= Written instruction =
Reproduce the listing word for word. Skip any image.

= Input =
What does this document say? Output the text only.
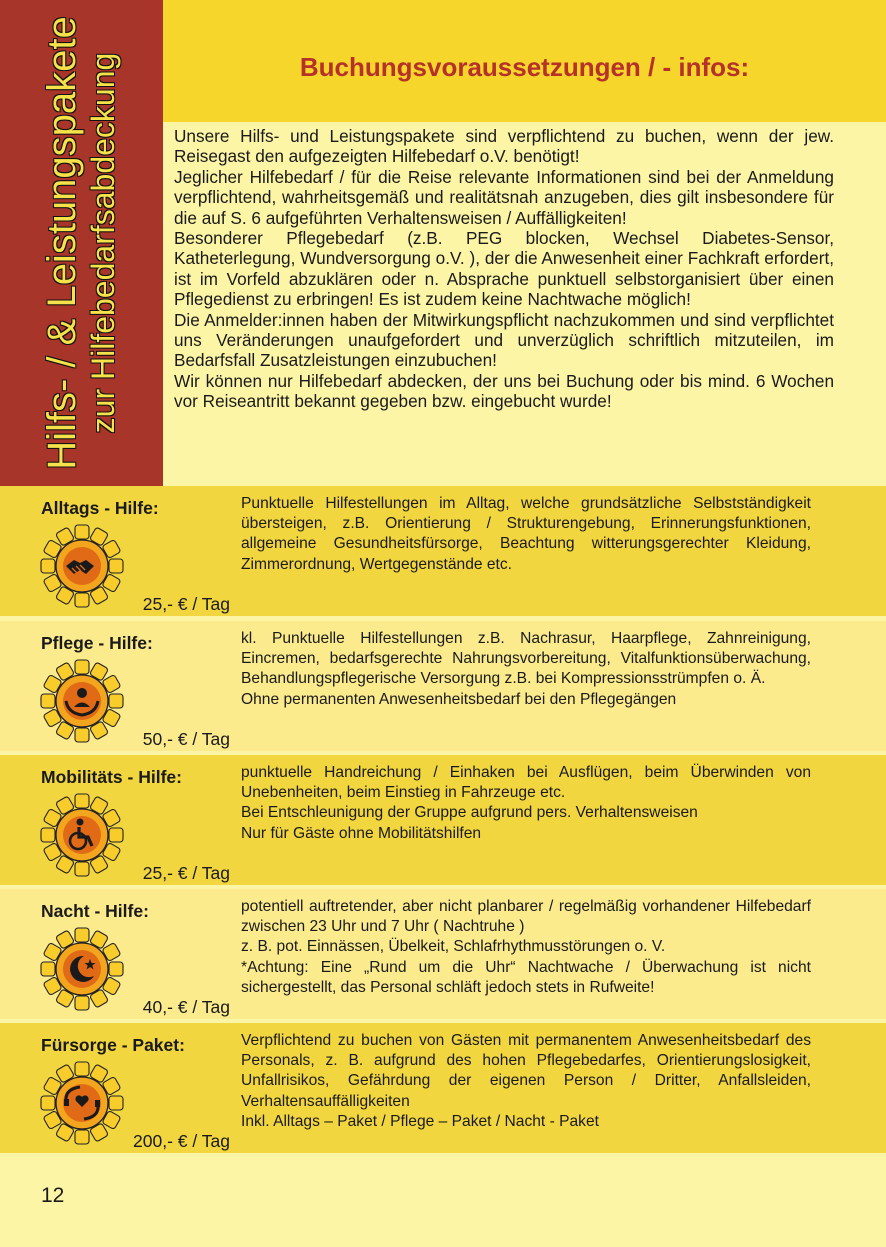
Hilfs- / & Leistungspakete zur Hilfebedarfsabdeckung	Buchungsvoraussetzungen / - infos:

Unsere Hilfs- und Leistungspakete sind verpflichtend zu buchen, wenn der jew. Reisegast den aufgezeigten Hilfebedarf o.V. benötigt!

Jeglicher Hilfebedarf / für die Reise relevante Informationen sind bei der Anmeldung verpflichtend, wahrheitsgemäß und realitätsnah anzugeben, dies gilt insbesondere für die auf S. 6 aufgeführten Verhaltensweisen / Auffälligkeiten!

Besonderer Pflegebedarf (z.B. PEG blocken, Wechsel Diabetes-Sensor, Katheterlegung, Wundversorgung o.V. ), der die Anwesenheit einer Fachkraft erfordert, ist im Vorfeld abzuklären oder n. Absprache punktuell selbstorganisiert über einen Pflegedienst zu erbringen! Es ist zudem keine Nachtwache möglich!

Die Anmelder:innen haben der Mitwirkungspflicht nachzukommen und sind verpflichtet uns Veränderungen unaufgefordert und unverzüglich schriftlich mitzuteilen, im Bedarfsfall Zusatzleistungen einzubuchen!

Wir können nur Hilfebedarf abdecken, der uns bei Buchung oder bis mind. 6 Wochen vor Reiseantritt bekannt gegeben bzw. eingebucht wurde!

Alltags - Hilfe:
25,- € / Tag

Punktuelle Hilfestellungen im Alltag, welche grundsätzliche Selbstständigkeit übersteigen, z.B. Orientierung / Strukturengebung, Erinnerungsfunktionen, allgemeine Gesundheitsfürsorge, Beachtung witterungsgerechter Kleidung, Zimmerordnung, Wertgegenstände etc.

Pflege - Hilfe:
50,- € / Tag

kl. Punktuelle Hilfestellungen z.B. Nachrasur, Haarpflege, Zahnreinigung, Eincremen, bedarfsgerechte Nahrungsvorbereitung, Vitalfunktionsüberwachung, Behandlungspflegerische Versorgung z.B. bei Kompressionsstrümpfen o. Ä.

Ohne permanenten Anwesenheitsbedarf bei den Pflegegängen

Mobilitäts - Hilfe:
25,- € / Tag

punktuelle Handreichung / Einhaken bei Ausflügen, beim Überwinden von Unebenheiten, beim Einstieg in Fahrzeuge etc.

Bei Entschleunigung der Gruppe aufgrund pers. Verhaltensweisen

Nur für Gäste ohne Mobilitätshilfen

Nacht - Hilfe:
40,- € / Tag

potentiell auftretender, aber nicht planbarer / regelmäßig vorhandener Hilfebedarf zwischen 23 Uhr und 7 Uhr ( Nachtruhe )

z. B. pot. Einnässen, Übelkeit, Schlafrhythmusstörungen o. V.

*Achtung: Eine „Rund um die Uhr“ Nachtwache / Überwachung ist nicht sichergestellt, das Personal schläft jedoch stets in Rufweite!

Fürsorge - Paket:
200,- € / Tag

Verpflichtend zu buchen von Gästen mit permanentem Anwesenheitsbedarf des Personals, z. B. aufgrund des hohen Pflegebedarfes, Orientierungslosigkeit, Unfallrisikos, Gefährdung der eigenen Person / Dritter, Anfallsleiden, Verhaltensauffälligkeiten

Inkl. Alltags – Paket / Pflege – Paket / Nacht - Paket

12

= Solution =
What does this document say? Output the text only.
Hilfs- / & Leistungspakete zur Hilfebedarfsabdeckung	Buchungsvoraussetzungen / - infos:

Unsere Hilfs- und Leistungspakete sind verpflichtend zu buchen, wenn der jew. Reisegast den aufgezeigten Hilfebedarf o.V. benötigt!

Jeglicher Hilfebedarf / für die Reise relevante Informationen sind bei der Anmeldung verpflichtend, wahrheitsgemäß und realitätsnah anzugeben, dies gilt insbesondere für die auf S. 6 aufgeführten Verhaltensweisen / Auffälligkeiten!

Besonderer Pflegebedarf (z.B. PEG blocken, Wechsel Diabetes-Sensor, Katheterlegung, Wundversorgung o.V. ), der die Anwesenheit einer Fachkraft erfordert, ist im Vorfeld abzuklären oder n. Absprache punktuell selbstorganisiert über einen Pflegedienst zu erbringen! Es ist zudem keine Nachtwache möglich!

Die Anmelder:innen haben der Mitwirkungspflicht nachzukommen und sind verpflichtet uns Veränderungen unaufgefordert und unverzüglich schriftlich mitzuteilen, im Bedarfsfall Zusatzleistungen einzubuchen!

Wir können nur Hilfebedarf abdecken, der uns bei Buchung oder bis mind. 6 Wochen vor Reiseantritt bekannt gegeben bzw. eingebucht wurde!

Alltags - Hilfe:
25,- € / Tag

Punktuelle Hilfestellungen im Alltag, welche grundsätzliche Selbstständigkeit übersteigen, z.B. Orientierung / Strukturengebung, Erinnerungsfunktionen, allgemeine Gesundheitsfürsorge, Beachtung witterungsgerechter Kleidung, Zimmerordnung, Wertgegenstände etc.

Pflege - Hilfe:
50,- € / Tag

kl. Punktuelle Hilfestellungen z.B. Nachrasur, Haarpflege, Zahnreinigung, Eincremen, bedarfsgerechte Nahrungsvorbereitung, Vitalfunktionsüberwachung, Behandlungspflegerische Versorgung z.B. bei Kompressionsstrümpfen o. Ä.

Ohne permanenten Anwesenheitsbedarf bei den Pflegegängen

Mobilitäts - Hilfe:
25,- € / Tag

punktuelle Handreichung / Einhaken bei Ausflügen, beim Überwinden von Unebenheiten, beim Einstieg in Fahrzeuge etc.

Bei Entschleunigung der Gruppe aufgrund pers. Verhaltensweisen

Nur für Gäste ohne Mobilitätshilfen

Nacht - Hilfe:
40,- € / Tag

potentiell auftretender, aber nicht planbarer / regelmäßig vorhandener Hilfebedarf zwischen 23 Uhr und 7 Uhr ( Nachtruhe )

z. B. pot. Einnässen, Übelkeit, Schlafrhythmusstörungen o. V.

*Achtung: Eine „Rund um die Uhr“ Nachtwache / Überwachung ist nicht sichergestellt, das Personal schläft jedoch stets in Rufweite!

Fürsorge - Paket:
200,- € / Tag

Verpflichtend zu buchen von Gästen mit permanentem Anwesenheitsbedarf des Personals, z. B. aufgrund des hohen Pflegebedarfes, Orientierungslosigkeit, Unfallrisikos, Gefährdung der eigenen Person / Dritter, Anfallsleiden, Verhaltensauffälligkeiten

Inkl. Alltags – Paket / Pflege – Paket / Nacht - Paket

12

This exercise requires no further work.